→ YOUR TASK: Across the listing below, how many lines hold "document"? Reply with the number by itself.

--- start of INPUT RECORDS ---

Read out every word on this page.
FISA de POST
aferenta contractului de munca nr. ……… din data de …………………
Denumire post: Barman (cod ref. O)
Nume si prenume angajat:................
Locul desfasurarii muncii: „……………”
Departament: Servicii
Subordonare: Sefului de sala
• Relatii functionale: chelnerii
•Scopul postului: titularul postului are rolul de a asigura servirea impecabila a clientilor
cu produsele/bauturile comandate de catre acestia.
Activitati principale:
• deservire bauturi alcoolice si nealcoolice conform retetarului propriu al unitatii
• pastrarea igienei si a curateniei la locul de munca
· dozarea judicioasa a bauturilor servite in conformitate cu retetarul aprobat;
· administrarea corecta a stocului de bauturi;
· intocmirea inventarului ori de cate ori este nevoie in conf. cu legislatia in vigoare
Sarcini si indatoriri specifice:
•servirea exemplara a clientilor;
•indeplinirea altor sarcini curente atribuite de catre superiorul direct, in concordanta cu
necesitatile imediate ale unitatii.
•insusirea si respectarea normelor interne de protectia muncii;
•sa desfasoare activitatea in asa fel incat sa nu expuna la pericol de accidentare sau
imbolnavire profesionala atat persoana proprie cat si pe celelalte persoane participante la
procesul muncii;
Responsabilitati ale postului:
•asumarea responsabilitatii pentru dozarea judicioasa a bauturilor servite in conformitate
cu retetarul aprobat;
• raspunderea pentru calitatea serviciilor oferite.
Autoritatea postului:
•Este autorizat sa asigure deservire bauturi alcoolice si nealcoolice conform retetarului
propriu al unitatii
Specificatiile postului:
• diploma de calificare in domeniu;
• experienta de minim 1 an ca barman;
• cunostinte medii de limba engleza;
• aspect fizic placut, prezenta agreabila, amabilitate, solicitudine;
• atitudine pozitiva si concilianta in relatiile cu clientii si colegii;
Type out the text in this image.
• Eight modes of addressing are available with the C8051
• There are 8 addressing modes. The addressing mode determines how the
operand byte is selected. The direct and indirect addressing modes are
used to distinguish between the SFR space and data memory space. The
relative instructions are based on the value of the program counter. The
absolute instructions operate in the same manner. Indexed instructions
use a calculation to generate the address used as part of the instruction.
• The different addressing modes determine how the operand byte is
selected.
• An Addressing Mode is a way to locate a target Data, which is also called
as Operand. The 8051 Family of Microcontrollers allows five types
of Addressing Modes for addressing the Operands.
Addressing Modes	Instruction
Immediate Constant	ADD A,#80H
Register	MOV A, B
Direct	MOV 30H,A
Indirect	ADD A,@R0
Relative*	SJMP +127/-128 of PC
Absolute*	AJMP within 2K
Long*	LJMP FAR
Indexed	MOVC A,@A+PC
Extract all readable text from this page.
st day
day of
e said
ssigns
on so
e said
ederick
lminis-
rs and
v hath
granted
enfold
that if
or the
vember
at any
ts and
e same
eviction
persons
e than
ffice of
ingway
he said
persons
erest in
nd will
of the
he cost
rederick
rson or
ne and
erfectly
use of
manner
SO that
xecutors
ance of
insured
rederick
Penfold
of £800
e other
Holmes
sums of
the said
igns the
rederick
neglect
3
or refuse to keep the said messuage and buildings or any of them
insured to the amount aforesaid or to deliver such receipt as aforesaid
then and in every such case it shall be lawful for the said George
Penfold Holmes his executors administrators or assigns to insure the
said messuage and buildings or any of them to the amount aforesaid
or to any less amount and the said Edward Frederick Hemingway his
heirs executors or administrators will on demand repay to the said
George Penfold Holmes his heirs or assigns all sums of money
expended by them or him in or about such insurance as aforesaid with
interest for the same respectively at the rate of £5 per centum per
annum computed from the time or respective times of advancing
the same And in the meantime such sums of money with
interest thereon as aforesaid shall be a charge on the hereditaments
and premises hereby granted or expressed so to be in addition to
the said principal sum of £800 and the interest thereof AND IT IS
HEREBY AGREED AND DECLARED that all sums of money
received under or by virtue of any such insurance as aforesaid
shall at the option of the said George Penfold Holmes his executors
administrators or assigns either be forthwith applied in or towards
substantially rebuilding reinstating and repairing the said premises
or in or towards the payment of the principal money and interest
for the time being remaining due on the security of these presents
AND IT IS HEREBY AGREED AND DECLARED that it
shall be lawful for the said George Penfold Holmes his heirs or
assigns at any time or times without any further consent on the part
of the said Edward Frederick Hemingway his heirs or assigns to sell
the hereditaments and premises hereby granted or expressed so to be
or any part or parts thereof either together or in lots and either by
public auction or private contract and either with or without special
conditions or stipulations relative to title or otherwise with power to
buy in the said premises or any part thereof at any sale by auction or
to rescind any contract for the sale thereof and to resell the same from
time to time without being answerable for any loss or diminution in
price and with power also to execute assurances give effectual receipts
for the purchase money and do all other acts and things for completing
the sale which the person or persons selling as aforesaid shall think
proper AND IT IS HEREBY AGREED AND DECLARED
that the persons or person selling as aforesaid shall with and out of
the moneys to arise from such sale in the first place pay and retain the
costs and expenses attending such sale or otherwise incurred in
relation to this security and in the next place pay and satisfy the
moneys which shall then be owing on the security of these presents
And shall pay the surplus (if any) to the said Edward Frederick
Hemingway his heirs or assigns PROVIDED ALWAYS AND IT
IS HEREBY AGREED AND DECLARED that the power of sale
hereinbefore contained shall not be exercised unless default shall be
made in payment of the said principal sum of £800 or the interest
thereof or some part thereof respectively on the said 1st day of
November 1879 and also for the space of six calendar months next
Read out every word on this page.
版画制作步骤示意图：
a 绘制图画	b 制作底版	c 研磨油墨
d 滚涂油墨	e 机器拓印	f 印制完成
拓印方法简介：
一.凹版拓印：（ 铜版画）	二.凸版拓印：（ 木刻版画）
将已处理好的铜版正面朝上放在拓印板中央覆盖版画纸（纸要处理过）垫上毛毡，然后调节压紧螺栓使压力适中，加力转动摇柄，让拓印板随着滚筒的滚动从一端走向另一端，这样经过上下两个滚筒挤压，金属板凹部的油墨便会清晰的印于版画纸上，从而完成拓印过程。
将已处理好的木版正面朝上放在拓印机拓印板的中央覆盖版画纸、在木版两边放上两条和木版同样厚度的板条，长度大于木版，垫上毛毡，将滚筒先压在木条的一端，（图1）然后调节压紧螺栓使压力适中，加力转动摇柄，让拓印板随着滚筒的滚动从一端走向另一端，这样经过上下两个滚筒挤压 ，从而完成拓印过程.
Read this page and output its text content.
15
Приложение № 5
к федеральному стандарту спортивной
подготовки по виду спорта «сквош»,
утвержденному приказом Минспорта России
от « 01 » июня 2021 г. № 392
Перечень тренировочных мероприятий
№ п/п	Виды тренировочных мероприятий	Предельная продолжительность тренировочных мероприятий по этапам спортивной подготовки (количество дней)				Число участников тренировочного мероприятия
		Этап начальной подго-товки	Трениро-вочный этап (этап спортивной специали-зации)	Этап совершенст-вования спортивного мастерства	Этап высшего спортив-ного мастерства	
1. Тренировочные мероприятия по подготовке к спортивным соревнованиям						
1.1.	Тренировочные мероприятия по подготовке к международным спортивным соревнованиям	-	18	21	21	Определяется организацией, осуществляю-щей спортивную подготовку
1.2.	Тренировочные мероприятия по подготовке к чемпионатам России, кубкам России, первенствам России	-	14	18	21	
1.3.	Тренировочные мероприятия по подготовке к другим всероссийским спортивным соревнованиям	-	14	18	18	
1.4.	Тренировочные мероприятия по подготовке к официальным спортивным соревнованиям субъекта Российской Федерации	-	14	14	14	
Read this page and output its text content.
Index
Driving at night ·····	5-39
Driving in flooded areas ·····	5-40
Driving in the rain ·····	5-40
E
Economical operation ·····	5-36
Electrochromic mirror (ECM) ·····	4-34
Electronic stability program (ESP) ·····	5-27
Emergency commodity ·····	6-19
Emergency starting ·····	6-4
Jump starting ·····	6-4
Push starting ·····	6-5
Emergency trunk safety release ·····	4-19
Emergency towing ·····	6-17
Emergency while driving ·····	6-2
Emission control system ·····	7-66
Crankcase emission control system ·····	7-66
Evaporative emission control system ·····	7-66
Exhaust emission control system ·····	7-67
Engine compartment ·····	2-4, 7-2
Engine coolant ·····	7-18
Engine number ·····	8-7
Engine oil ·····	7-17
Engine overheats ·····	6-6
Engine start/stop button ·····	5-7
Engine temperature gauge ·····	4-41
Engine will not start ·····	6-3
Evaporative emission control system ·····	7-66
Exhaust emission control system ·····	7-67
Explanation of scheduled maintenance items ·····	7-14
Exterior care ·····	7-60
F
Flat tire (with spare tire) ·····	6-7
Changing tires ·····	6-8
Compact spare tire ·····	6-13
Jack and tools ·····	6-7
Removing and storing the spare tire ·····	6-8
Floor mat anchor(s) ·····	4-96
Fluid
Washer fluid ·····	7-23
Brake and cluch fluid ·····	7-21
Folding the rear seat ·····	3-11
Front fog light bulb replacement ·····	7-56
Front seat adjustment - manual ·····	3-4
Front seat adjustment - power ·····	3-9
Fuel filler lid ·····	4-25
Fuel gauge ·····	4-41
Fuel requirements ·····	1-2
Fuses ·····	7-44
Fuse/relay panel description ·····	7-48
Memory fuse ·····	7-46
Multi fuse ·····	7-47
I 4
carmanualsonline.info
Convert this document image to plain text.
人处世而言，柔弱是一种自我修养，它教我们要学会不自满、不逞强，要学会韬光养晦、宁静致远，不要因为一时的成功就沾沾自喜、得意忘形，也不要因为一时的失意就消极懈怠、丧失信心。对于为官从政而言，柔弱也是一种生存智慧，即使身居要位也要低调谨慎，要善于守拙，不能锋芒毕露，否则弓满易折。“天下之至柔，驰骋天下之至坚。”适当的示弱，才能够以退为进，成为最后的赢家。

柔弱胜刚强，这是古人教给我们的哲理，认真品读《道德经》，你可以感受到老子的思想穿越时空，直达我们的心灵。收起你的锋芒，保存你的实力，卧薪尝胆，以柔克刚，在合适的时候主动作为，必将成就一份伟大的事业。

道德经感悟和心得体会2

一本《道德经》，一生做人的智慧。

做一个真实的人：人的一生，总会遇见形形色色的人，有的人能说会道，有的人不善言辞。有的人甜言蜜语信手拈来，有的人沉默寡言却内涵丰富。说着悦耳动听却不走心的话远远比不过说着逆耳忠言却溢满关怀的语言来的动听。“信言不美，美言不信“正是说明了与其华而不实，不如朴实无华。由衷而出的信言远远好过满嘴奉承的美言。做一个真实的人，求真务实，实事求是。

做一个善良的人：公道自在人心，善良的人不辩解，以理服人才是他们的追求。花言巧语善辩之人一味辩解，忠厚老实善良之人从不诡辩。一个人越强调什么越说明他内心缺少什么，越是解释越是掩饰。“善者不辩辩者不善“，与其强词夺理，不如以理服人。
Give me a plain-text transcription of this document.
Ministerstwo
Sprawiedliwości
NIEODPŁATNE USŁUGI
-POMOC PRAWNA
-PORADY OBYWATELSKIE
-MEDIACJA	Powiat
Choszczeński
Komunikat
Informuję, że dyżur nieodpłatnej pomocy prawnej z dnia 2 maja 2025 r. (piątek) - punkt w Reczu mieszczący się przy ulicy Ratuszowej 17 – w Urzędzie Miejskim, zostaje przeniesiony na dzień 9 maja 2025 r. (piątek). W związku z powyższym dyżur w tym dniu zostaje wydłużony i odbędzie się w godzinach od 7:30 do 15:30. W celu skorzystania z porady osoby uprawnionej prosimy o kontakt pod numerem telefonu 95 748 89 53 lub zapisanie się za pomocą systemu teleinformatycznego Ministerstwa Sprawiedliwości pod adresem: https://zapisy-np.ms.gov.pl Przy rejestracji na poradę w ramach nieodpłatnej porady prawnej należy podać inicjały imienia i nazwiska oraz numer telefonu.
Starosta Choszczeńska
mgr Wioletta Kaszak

--- end of INPUT RECORDS ---

→ SOLUTION TO THIS EXERCISE: 2